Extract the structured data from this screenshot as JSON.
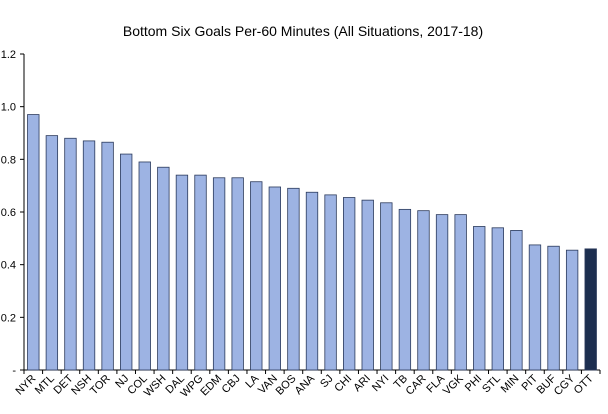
{
  "chart_data": {
    "type": "bar",
    "title": "Bottom Six Goals Per-60 Minutes (All Situations, 2017-18)",
    "xlabel": "",
    "ylabel": "",
    "ylim": [
      0,
      1.2
    ],
    "yticks": [
      "-",
      "0.2",
      "0.4",
      "0.6",
      "0.8",
      "1.0",
      "1.2"
    ],
    "grid": false,
    "legend": "none",
    "categories": [
      "NYR",
      "MTL",
      "DET",
      "NSH",
      "TOR",
      "NJ",
      "COL",
      "WSH",
      "DAL",
      "WPG",
      "EDM",
      "CBJ",
      "LA",
      "VAN",
      "BOS",
      "ANA",
      "SJ",
      "CHI",
      "ARI",
      "NYI",
      "TB",
      "CAR",
      "FLA",
      "VGK",
      "PHI",
      "STL",
      "MIN",
      "PIT",
      "BUF",
      "CGY",
      "OTT"
    ],
    "values": [
      0.97,
      0.89,
      0.88,
      0.87,
      0.865,
      0.82,
      0.79,
      0.77,
      0.74,
      0.74,
      0.73,
      0.73,
      0.715,
      0.695,
      0.69,
      0.675,
      0.665,
      0.655,
      0.645,
      0.635,
      0.61,
      0.605,
      0.59,
      0.59,
      0.545,
      0.54,
      0.53,
      0.475,
      0.47,
      0.455,
      0.46
    ],
    "highlight_category": "OTT",
    "colors": {
      "bar_fill": "#9DB3E3",
      "bar_stroke": "#2B3A5C",
      "highlight_fill": "#1C2E4F",
      "axis": "#000000"
    }
  }
}
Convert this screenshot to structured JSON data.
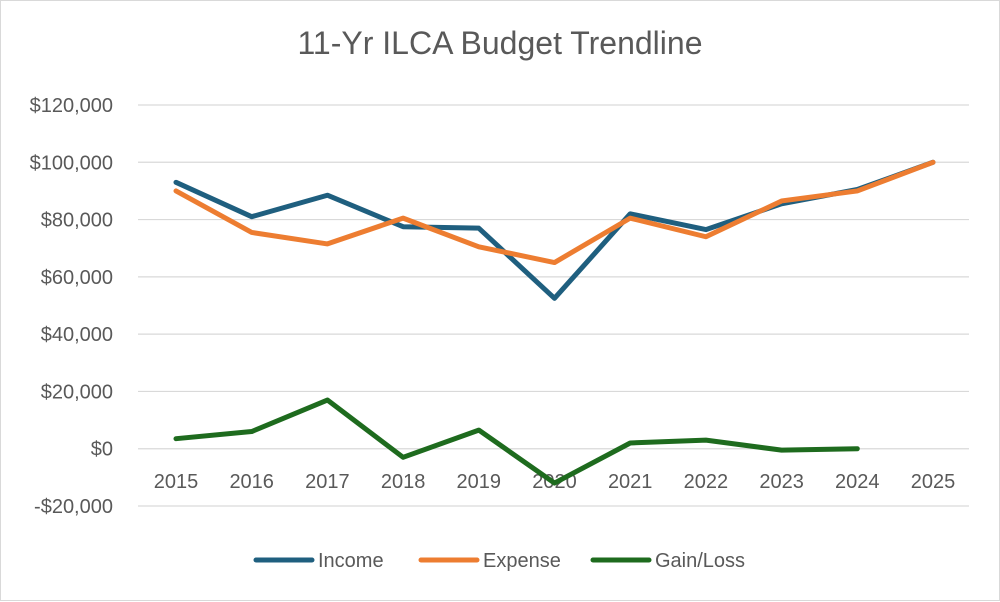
{
  "chart_data": {
    "type": "line",
    "title": "11-Yr ILCA Budget Trendline",
    "xlabel": "",
    "ylabel": "",
    "categories": [
      "2015",
      "2016",
      "2017",
      "2018",
      "2019",
      "2020",
      "2021",
      "2022",
      "2023",
      "2024",
      "2025"
    ],
    "ylim": [
      -20000,
      120000
    ],
    "yticks": [
      -20000,
      0,
      20000,
      40000,
      60000,
      80000,
      100000,
      120000
    ],
    "ytick_labels": [
      "-$20,000",
      "$0",
      "$20,000",
      "$40,000",
      "$60,000",
      "$80,000",
      "$100,000",
      "$120,000"
    ],
    "grid": true,
    "legend_position": "bottom",
    "series": [
      {
        "name": "Income",
        "color": "#1f5f7f",
        "values": [
          93000,
          81000,
          88500,
          77500,
          77000,
          52500,
          82000,
          76500,
          85500,
          90500,
          100000
        ]
      },
      {
        "name": "Expense",
        "color": "#ed7d31",
        "values": [
          90000,
          75500,
          71500,
          80500,
          70500,
          65000,
          80500,
          74000,
          86500,
          90000,
          100000
        ]
      },
      {
        "name": "Gain/Loss",
        "color": "#1e6b1e",
        "values": [
          3500,
          6000,
          17000,
          -3000,
          6500,
          -12000,
          2000,
          3000,
          -500,
          0,
          null
        ]
      }
    ]
  }
}
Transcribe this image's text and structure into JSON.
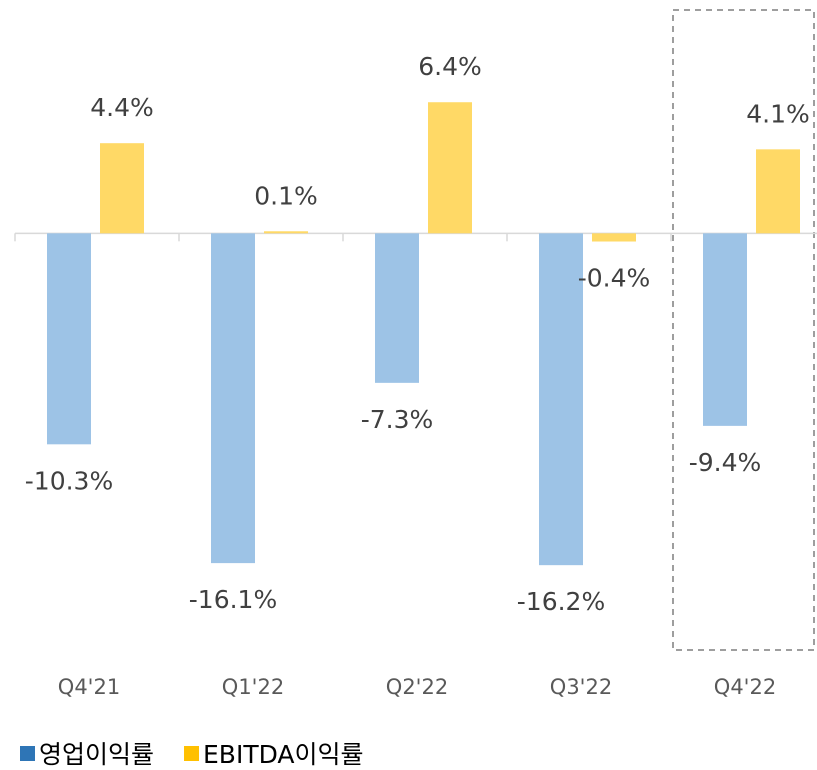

□ □ □ □

Given problem:
All entries must be written out again exactly as given, with no pictures in the copy.

Exercise solution:
Extract the structured data from this screenshot as JSON.
{
  "chart_data": {
    "type": "bar",
    "title": "Bottom Six Goals Per-60 Minutes (All Situations, 2017-18)",
    "xlabel": "",
    "ylabel": "",
    "ylim": [
      0,
      1.2
    ],
    "yticks": [
      "-",
      "0.2",
      "0.4",
      "0.6",
      "0.8",
      "1.0",
      "1.2"
    ],
    "grid": false,
    "legend": "none",
    "categories": [
      "NYR",
      "MTL",
      "DET",
      "NSH",
      "TOR",
      "NJ",
      "COL",
      "WSH",
      "DAL",
      "WPG",
      "EDM",
      "CBJ",
      "LA",
      "VAN",
      "BOS",
      "ANA",
      "SJ",
      "CHI",
      "ARI",
      "NYI",
      "TB",
      "CAR",
      "FLA",
      "VGK",
      "PHI",
      "STL",
      "MIN",
      "PIT",
      "BUF",
      "CGY",
      "OTT"
    ],
    "values": [
      0.97,
      0.89,
      0.88,
      0.87,
      0.865,
      0.82,
      0.79,
      0.77,
      0.74,
      0.74,
      0.73,
      0.73,
      0.715,
      0.695,
      0.69,
      0.675,
      0.665,
      0.655,
      0.645,
      0.635,
      0.61,
      0.605,
      0.59,
      0.59,
      0.545,
      0.54,
      0.53,
      0.475,
      0.47,
      0.455,
      0.46
    ],
    "highlight_category": "OTT",
    "colors": {
      "bar_fill": "#9DB3E3",
      "bar_stroke": "#2B3A5C",
      "highlight_fill": "#1C2E4F",
      "axis": "#000000"
    }
  }
}
Convert this screenshot to structured JSON data.
{
  "chart_data": {
    "type": "line",
    "title": "11-Yr ILCA Budget Trendline",
    "xlabel": "",
    "ylabel": "",
    "categories": [
      "2015",
      "2016",
      "2017",
      "2018",
      "2019",
      "2020",
      "2021",
      "2022",
      "2023",
      "2024",
      "2025"
    ],
    "ylim": [
      -20000,
      120000
    ],
    "yticks": [
      -20000,
      0,
      20000,
      40000,
      60000,
      80000,
      100000,
      120000
    ],
    "ytick_labels": [
      "-$20,000",
      "$0",
      "$20,000",
      "$40,000",
      "$60,000",
      "$80,000",
      "$100,000",
      "$120,000"
    ],
    "grid": true,
    "legend_position": "bottom",
    "series": [
      {
        "name": "Income",
        "color": "#1f5f7f",
        "values": [
          93000,
          81000,
          88500,
          77500,
          77000,
          52500,
          82000,
          76500,
          85500,
          90500,
          100000
        ]
      },
      {
        "name": "Expense",
        "color": "#ed7d31",
        "values": [
          90000,
          75500,
          71500,
          80500,
          70500,
          65000,
          80500,
          74000,
          86500,
          90000,
          100000
        ]
      },
      {
        "name": "Gain/Loss",
        "color": "#1e6b1e",
        "values": [
          3500,
          6000,
          17000,
          -3000,
          6500,
          -12000,
          2000,
          3000,
          -500,
          0,
          null
        ]
      }
    ]
  }
}
Transcribe this image's text and structure into JSON.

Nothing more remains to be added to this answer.